Data records:
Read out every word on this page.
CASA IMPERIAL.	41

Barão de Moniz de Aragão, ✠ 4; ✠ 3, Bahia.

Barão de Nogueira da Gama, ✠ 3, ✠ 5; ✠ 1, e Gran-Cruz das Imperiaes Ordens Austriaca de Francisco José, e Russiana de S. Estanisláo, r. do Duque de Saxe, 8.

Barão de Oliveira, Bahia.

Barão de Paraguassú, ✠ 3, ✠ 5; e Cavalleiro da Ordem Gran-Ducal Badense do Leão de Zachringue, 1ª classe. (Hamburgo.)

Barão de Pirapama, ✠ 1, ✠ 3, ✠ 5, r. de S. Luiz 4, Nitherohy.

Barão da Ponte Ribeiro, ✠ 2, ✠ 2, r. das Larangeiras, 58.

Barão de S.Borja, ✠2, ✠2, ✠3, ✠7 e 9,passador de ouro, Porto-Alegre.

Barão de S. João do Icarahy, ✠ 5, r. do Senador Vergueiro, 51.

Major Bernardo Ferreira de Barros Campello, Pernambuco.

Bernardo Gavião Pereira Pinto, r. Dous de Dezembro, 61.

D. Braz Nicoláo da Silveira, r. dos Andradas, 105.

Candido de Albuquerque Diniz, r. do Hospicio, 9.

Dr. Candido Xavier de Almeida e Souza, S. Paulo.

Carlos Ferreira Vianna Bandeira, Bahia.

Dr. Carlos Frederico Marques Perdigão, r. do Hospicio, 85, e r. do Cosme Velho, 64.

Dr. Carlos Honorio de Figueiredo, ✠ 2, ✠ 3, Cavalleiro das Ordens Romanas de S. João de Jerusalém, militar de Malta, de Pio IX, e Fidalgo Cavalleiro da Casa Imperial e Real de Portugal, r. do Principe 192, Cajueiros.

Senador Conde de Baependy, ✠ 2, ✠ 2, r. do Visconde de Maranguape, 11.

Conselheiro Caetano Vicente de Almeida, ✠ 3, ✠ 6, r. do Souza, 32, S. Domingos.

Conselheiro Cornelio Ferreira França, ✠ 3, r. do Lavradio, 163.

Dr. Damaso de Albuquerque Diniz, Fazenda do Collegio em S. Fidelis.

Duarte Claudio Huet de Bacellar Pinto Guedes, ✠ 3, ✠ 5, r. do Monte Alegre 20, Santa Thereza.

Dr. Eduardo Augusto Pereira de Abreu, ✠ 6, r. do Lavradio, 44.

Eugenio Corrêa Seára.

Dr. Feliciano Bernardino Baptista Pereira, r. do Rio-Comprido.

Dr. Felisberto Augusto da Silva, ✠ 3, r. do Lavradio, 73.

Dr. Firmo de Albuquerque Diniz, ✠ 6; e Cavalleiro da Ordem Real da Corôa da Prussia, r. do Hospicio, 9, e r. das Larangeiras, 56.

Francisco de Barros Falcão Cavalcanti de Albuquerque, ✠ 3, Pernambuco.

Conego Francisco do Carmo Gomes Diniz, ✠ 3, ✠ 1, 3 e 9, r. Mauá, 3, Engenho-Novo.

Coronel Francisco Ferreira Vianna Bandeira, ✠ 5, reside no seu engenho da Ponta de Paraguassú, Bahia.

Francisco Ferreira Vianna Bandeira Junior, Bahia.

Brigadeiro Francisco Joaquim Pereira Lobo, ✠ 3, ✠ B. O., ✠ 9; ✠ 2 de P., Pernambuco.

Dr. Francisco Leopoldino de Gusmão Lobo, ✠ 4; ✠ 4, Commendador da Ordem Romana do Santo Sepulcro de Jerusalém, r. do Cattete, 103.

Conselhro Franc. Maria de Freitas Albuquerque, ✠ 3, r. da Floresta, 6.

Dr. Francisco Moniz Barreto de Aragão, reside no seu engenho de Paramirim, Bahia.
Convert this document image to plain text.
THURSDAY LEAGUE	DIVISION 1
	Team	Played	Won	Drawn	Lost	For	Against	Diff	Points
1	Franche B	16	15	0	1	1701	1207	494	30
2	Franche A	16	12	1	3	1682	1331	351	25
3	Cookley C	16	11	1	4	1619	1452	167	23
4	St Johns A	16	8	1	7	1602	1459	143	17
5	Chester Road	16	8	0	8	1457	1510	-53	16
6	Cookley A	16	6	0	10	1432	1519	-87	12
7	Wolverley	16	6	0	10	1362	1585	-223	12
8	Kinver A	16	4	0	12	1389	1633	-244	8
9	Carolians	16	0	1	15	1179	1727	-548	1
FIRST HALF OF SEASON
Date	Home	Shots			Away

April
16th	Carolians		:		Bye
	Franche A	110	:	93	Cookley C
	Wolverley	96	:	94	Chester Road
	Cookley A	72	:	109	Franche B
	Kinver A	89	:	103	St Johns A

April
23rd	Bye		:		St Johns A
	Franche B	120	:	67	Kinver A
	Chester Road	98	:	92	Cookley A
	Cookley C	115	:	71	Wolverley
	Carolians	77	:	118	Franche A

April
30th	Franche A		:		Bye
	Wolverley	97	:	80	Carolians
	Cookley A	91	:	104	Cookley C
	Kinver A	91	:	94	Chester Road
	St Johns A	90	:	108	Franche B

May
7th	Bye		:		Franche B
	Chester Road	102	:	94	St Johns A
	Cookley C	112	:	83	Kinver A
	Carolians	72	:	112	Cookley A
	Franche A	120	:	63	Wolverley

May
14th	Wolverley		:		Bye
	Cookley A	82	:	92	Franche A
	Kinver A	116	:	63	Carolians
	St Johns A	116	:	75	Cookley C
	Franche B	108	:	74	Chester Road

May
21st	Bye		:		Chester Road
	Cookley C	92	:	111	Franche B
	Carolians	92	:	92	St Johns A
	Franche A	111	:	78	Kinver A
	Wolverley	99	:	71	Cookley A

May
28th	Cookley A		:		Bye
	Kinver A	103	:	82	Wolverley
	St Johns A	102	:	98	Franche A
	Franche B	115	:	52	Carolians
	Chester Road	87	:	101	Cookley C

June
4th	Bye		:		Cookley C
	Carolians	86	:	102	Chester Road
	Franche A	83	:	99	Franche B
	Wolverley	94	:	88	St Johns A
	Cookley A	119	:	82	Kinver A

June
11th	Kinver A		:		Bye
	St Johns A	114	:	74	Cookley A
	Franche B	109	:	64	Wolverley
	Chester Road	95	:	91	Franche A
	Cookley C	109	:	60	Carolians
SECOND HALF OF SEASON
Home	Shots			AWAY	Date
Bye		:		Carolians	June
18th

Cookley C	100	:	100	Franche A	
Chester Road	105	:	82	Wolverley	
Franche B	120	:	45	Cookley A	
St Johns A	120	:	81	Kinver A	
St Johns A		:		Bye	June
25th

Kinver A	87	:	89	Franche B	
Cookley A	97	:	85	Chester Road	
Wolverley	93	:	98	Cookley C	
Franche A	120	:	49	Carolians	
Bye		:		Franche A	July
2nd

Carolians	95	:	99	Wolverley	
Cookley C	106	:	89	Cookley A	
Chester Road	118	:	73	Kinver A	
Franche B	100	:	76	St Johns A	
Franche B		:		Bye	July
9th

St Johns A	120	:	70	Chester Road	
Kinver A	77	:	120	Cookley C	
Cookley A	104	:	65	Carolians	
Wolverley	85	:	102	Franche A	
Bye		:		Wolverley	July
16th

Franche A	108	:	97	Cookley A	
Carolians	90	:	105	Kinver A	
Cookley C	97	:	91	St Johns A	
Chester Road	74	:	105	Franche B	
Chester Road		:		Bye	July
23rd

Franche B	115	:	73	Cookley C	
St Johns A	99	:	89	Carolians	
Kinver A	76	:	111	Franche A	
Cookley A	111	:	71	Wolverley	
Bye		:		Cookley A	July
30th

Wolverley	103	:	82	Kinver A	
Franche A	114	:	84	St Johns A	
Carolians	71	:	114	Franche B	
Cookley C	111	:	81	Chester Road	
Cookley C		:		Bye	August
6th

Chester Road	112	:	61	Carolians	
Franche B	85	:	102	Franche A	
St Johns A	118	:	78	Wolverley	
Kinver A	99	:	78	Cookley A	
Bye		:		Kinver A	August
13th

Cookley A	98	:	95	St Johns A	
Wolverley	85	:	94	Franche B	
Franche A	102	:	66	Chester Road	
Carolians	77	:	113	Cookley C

EXERCISE TASK
All lines that include "Vianna" are to be gathered and copied.

RESPONSE
Carlos Ferreira Vianna Bandeira, Bahia.
Coronel Francisco Ferreira Vianna Bandeira, ✠ 5, reside no seu engenho da Ponta de Paraguassú, Bahia.
Francisco Ferreira Vianna Bandeira Junior, Bahia.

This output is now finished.